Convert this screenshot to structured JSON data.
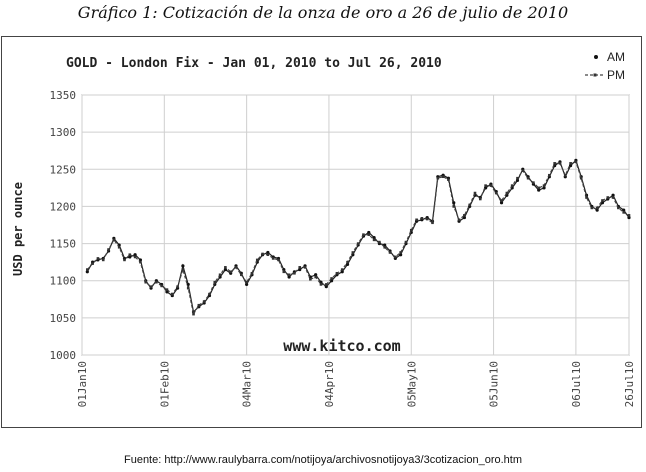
{
  "caption": "Gráfico 1: Cotización de la onza de oro a 26 de julio de 2010",
  "source": "Fuente: http://www.raulybarra.com/notijoya/archivosnotijoya3/3cotizacion_oro.htm",
  "chart_data": {
    "type": "line",
    "title": "GOLD - London Fix - Jan 01, 2010 to Jul 26, 2010",
    "xlabel": "",
    "ylabel": "USD per ounce",
    "ylim": [
      1000,
      1350
    ],
    "yticks": [
      1000,
      1050,
      1100,
      1150,
      1200,
      1250,
      1300,
      1350
    ],
    "grid": true,
    "legend_position": "top-right",
    "watermark": "www.kitco.com",
    "x_ticks": [
      {
        "label": "01Jan10",
        "day": 0
      },
      {
        "label": "01Feb10",
        "day": 31
      },
      {
        "label": "04Mar10",
        "day": 62
      },
      {
        "label": "04Apr10",
        "day": 93
      },
      {
        "label": "05May10",
        "day": 124
      },
      {
        "label": "05Jun10",
        "day": 155
      },
      {
        "label": "06Jul10",
        "day": 186
      },
      {
        "label": "26Jul10",
        "day": 206
      }
    ],
    "series": [
      {
        "name": "AM",
        "x": [
          2,
          4,
          6,
          8,
          10,
          12,
          14,
          16,
          18,
          20,
          22,
          24,
          26,
          28,
          30,
          32,
          34,
          36,
          38,
          40,
          42,
          44,
          46,
          48,
          50,
          52,
          54,
          56,
          58,
          60,
          62,
          64,
          66,
          68,
          70,
          72,
          74,
          76,
          78,
          80,
          82,
          84,
          86,
          88,
          90,
          92,
          94,
          96,
          98,
          100,
          102,
          104,
          106,
          108,
          110,
          112,
          114,
          116,
          118,
          120,
          122,
          124,
          126,
          128,
          130,
          132,
          134,
          136,
          138,
          140,
          142,
          144,
          146,
          148,
          150,
          152,
          154,
          156,
          158,
          160,
          162,
          164,
          166,
          168,
          170,
          172,
          174,
          176,
          178,
          180,
          182,
          184,
          186,
          188,
          190,
          192,
          194,
          196,
          198,
          200,
          202,
          204,
          206
        ],
        "values": [
          1112,
          1125,
          1128,
          1130,
          1140,
          1157,
          1148,
          1130,
          1132,
          1135,
          1128,
          1100,
          1090,
          1100,
          1095,
          1085,
          1080,
          1090,
          1120,
          1095,
          1058,
          1065,
          1070,
          1080,
          1095,
          1105,
          1115,
          1110,
          1120,
          1110,
          1095,
          1108,
          1125,
          1135,
          1138,
          1132,
          1130,
          1115,
          1105,
          1112,
          1115,
          1120,
          1105,
          1108,
          1098,
          1092,
          1100,
          1108,
          1112,
          1122,
          1135,
          1148,
          1160,
          1165,
          1158,
          1150,
          1148,
          1140,
          1130,
          1135,
          1150,
          1165,
          1180,
          1182,
          1185,
          1180,
          1240,
          1242,
          1238,
          1205,
          1180,
          1185,
          1200,
          1215,
          1212,
          1225,
          1230,
          1220,
          1205,
          1215,
          1225,
          1235,
          1250,
          1240,
          1230,
          1222,
          1225,
          1240,
          1255,
          1260,
          1240,
          1255,
          1262,
          1240,
          1215,
          1200,
          1195,
          1205,
          1210,
          1215,
          1200,
          1195,
          1185
        ]
      },
      {
        "name": "PM",
        "x": [
          2,
          4,
          6,
          8,
          10,
          12,
          14,
          16,
          18,
          20,
          22,
          24,
          26,
          28,
          30,
          32,
          34,
          36,
          38,
          40,
          42,
          44,
          46,
          48,
          50,
          52,
          54,
          56,
          58,
          60,
          62,
          64,
          66,
          68,
          70,
          72,
          74,
          76,
          78,
          80,
          82,
          84,
          86,
          88,
          90,
          92,
          94,
          96,
          98,
          100,
          102,
          104,
          106,
          108,
          110,
          112,
          114,
          116,
          118,
          120,
          122,
          124,
          126,
          128,
          130,
          132,
          134,
          136,
          138,
          140,
          142,
          144,
          146,
          148,
          150,
          152,
          154,
          156,
          158,
          160,
          162,
          164,
          166,
          168,
          170,
          172,
          174,
          176,
          178,
          180,
          182,
          184,
          186,
          188,
          190,
          192,
          194,
          196,
          198,
          200,
          202,
          204,
          206
        ],
        "values": [
          1115,
          1123,
          1130,
          1128,
          1142,
          1155,
          1145,
          1128,
          1135,
          1132,
          1125,
          1098,
          1092,
          1098,
          1093,
          1088,
          1082,
          1092,
          1115,
          1090,
          1055,
          1067,
          1072,
          1082,
          1098,
          1108,
          1118,
          1112,
          1118,
          1108,
          1098,
          1110,
          1128,
          1136,
          1135,
          1130,
          1128,
          1112,
          1108,
          1110,
          1118,
          1118,
          1102,
          1105,
          1095,
          1095,
          1103,
          1110,
          1115,
          1125,
          1138,
          1150,
          1162,
          1162,
          1155,
          1152,
          1145,
          1138,
          1132,
          1138,
          1152,
          1168,
          1182,
          1184,
          1183,
          1178,
          1238,
          1240,
          1236,
          1200,
          1182,
          1188,
          1202,
          1218,
          1210,
          1228,
          1228,
          1218,
          1208,
          1218,
          1228,
          1238,
          1248,
          1238,
          1232,
          1225,
          1228,
          1242,
          1258,
          1258,
          1242,
          1258,
          1260,
          1238,
          1212,
          1198,
          1198,
          1208,
          1212,
          1212,
          1198,
          1192,
          1188
        ]
      }
    ]
  }
}
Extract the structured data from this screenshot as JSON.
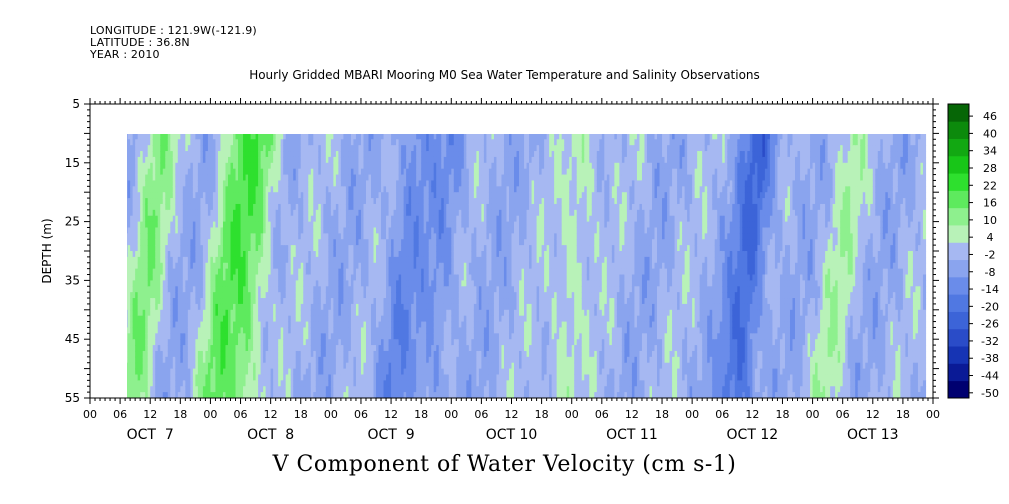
{
  "header": {
    "longitude": "LONGITUDE : 121.9W(-121.9)",
    "latitude": "LATITUDE : 36.8N",
    "year": "YEAR : 2010"
  },
  "chart_data": {
    "type": "heatmap",
    "title": "Hourly Gridded MBARI Mooring M0 Sea Water Temperature and Salinity Observations",
    "variable_title": "V Component of Water Velocity (cm s-1)",
    "ylabel": "DEPTH (m)",
    "y_reversed": true,
    "ylim": [
      5,
      55
    ],
    "y_ticks": [
      5,
      15,
      25,
      35,
      45,
      55
    ],
    "data_depth_range": [
      10,
      55
    ],
    "x_start": "OCT 7 00",
    "x_end": "OCT 14 00",
    "data_time_start": "OCT 7 06",
    "hour_tick_labels": [
      "00",
      "06",
      "12",
      "18",
      "00",
      "06",
      "12",
      "18",
      "00",
      "06",
      "12",
      "18",
      "00",
      "06",
      "12",
      "18",
      "00",
      "06",
      "12",
      "18",
      "00",
      "06",
      "12",
      "18",
      "00",
      "06",
      "12",
      "18",
      "00"
    ],
    "day_labels": [
      "OCT  7",
      "OCT  8",
      "OCT  9",
      "OCT 10",
      "OCT 11",
      "OCT 12",
      "OCT 13"
    ],
    "colorbar": {
      "levels": [
        -50,
        -44,
        -38,
        -32,
        -26,
        -20,
        -14,
        -8,
        -2,
        4,
        10,
        16,
        22,
        28,
        34,
        40,
        46
      ],
      "tick_labels": [
        "46",
        "40",
        "34",
        "28",
        "22",
        "16",
        "10",
        "4",
        "-2",
        "-8",
        "-14",
        "-20",
        "-26",
        "-32",
        "-38",
        "-44",
        "-50"
      ],
      "colors_low_to_high": [
        "#000070",
        "#0a1a96",
        "#1634b4",
        "#2a4cc8",
        "#3c64d8",
        "#5078e2",
        "#6a8cea",
        "#8aa4ee",
        "#a6b8f2",
        "#b8f2b8",
        "#8ef08e",
        "#5eea5e",
        "#2ee02e",
        "#18c618",
        "#12a812",
        "#0c8a0c",
        "#066606"
      ]
    },
    "features": [
      {
        "day": 7,
        "hour": 14,
        "v": 14
      },
      {
        "day": 8,
        "hour": 6,
        "v": 16
      },
      {
        "day": 8,
        "hour": 11,
        "v": 18
      },
      {
        "day": 9,
        "hour": 17,
        "v": -10
      },
      {
        "day": 10,
        "hour": 1,
        "v": -8
      },
      {
        "day": 11,
        "hour": 3,
        "v": 10
      },
      {
        "day": 12,
        "hour": 14,
        "v": -20
      },
      {
        "day": 13,
        "hour": 8,
        "v": 8
      }
    ]
  }
}
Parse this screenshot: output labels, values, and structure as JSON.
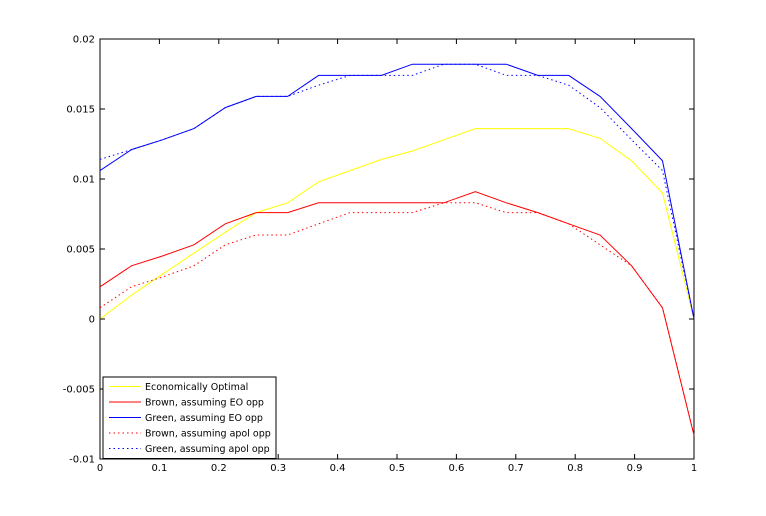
{
  "chart_data": {
    "type": "line",
    "title": "",
    "xlabel": "",
    "ylabel": "",
    "xlim": [
      0,
      1
    ],
    "ylim": [
      -0.01,
      0.02
    ],
    "x_ticks": [
      0,
      0.1,
      0.2,
      0.3,
      0.4,
      0.5,
      0.6,
      0.7,
      0.8,
      0.9,
      1
    ],
    "x_tick_labels": [
      "0",
      "0.1",
      "0.2",
      "0.3",
      "0.4",
      "0.5",
      "0.6",
      "0.7",
      "0.8",
      "0.9",
      "1"
    ],
    "y_ticks": [
      -0.01,
      -0.005,
      0,
      0.005,
      0.01,
      0.015,
      0.02
    ],
    "y_tick_labels": [
      "-0.01",
      "-0.005",
      "0",
      "0.005",
      "0.01",
      "0.015",
      "0.02"
    ],
    "grid": false,
    "legend_position": "bottom-left",
    "series": [
      {
        "name": "Economically Optimal",
        "color": "#ffff00",
        "style": "solid",
        "x": [
          0,
          0.053,
          0.105,
          0.158,
          0.211,
          0.263,
          0.316,
          0.368,
          0.421,
          0.474,
          0.526,
          0.579,
          0.632,
          0.684,
          0.737,
          0.789,
          0.842,
          0.895,
          0.947,
          1
        ],
        "y": [
          0,
          0.0017,
          0.0032,
          0.0047,
          0.0062,
          0.0076,
          0.0083,
          0.0098,
          0.0106,
          0.0114,
          0.012,
          0.0128,
          0.0136,
          0.0136,
          0.0136,
          0.0136,
          0.0129,
          0.0113,
          0.009,
          0
        ]
      },
      {
        "name": "Brown, assuming EO opp",
        "color": "#ff0000",
        "style": "solid",
        "x": [
          0,
          0.053,
          0.105,
          0.158,
          0.211,
          0.263,
          0.316,
          0.368,
          0.421,
          0.474,
          0.526,
          0.579,
          0.632,
          0.684,
          0.737,
          0.789,
          0.842,
          0.895,
          0.947,
          1
        ],
        "y": [
          0.0023,
          0.0038,
          0.0045,
          0.0053,
          0.0068,
          0.0076,
          0.0076,
          0.0083,
          0.0083,
          0.0083,
          0.0083,
          0.0083,
          0.0091,
          0.0083,
          0.0076,
          0.0068,
          0.006,
          0.0038,
          0.0008,
          -0.0083
        ]
      },
      {
        "name": "Green, assuming EO opp",
        "color": "#0000ff",
        "style": "solid",
        "x": [
          0,
          0.053,
          0.105,
          0.158,
          0.211,
          0.263,
          0.316,
          0.368,
          0.421,
          0.474,
          0.526,
          0.579,
          0.632,
          0.684,
          0.737,
          0.789,
          0.842,
          0.895,
          0.947,
          1
        ],
        "y": [
          0.0106,
          0.0121,
          0.0128,
          0.0136,
          0.0151,
          0.0159,
          0.0159,
          0.0174,
          0.0174,
          0.0174,
          0.0182,
          0.0182,
          0.0182,
          0.0182,
          0.0174,
          0.0174,
          0.0159,
          0.0136,
          0.0113,
          0
        ]
      },
      {
        "name": "Brown, assuming apol opp",
        "color": "#ff0000",
        "style": "dotted",
        "x": [
          0,
          0.053,
          0.105,
          0.158,
          0.211,
          0.263,
          0.316,
          0.368,
          0.421,
          0.474,
          0.526,
          0.579,
          0.632,
          0.684,
          0.737,
          0.789,
          0.842,
          0.895,
          0.947,
          1
        ],
        "y": [
          0.0008,
          0.0023,
          0.003,
          0.0038,
          0.0053,
          0.006,
          0.006,
          0.0068,
          0.0076,
          0.0076,
          0.0076,
          0.0083,
          0.0083,
          0.0076,
          0.0076,
          0.0068,
          0.0053,
          0.0038,
          0.0008,
          -0.0083
        ]
      },
      {
        "name": "Green, assuming apol opp",
        "color": "#0000ff",
        "style": "dotted",
        "x": [
          0,
          0.053,
          0.105,
          0.158,
          0.211,
          0.263,
          0.316,
          0.368,
          0.421,
          0.474,
          0.526,
          0.579,
          0.632,
          0.684,
          0.737,
          0.789,
          0.842,
          0.895,
          0.947,
          1
        ],
        "y": [
          0.0114,
          0.0121,
          0.0128,
          0.0136,
          0.0151,
          0.0159,
          0.0159,
          0.0167,
          0.0174,
          0.0174,
          0.0174,
          0.0182,
          0.0182,
          0.0174,
          0.0174,
          0.0167,
          0.0151,
          0.0128,
          0.0106,
          0
        ]
      }
    ]
  }
}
---+---
Exercise:
In the entries above, find each line with the word "assuming" and copy it.

Answer to this problem:
        "name": "Brown, assuming EO opp",
        "name": "Green, assuming EO opp",
        "name": "Brown, assuming apol opp",
        "name": "Green, assuming apol opp",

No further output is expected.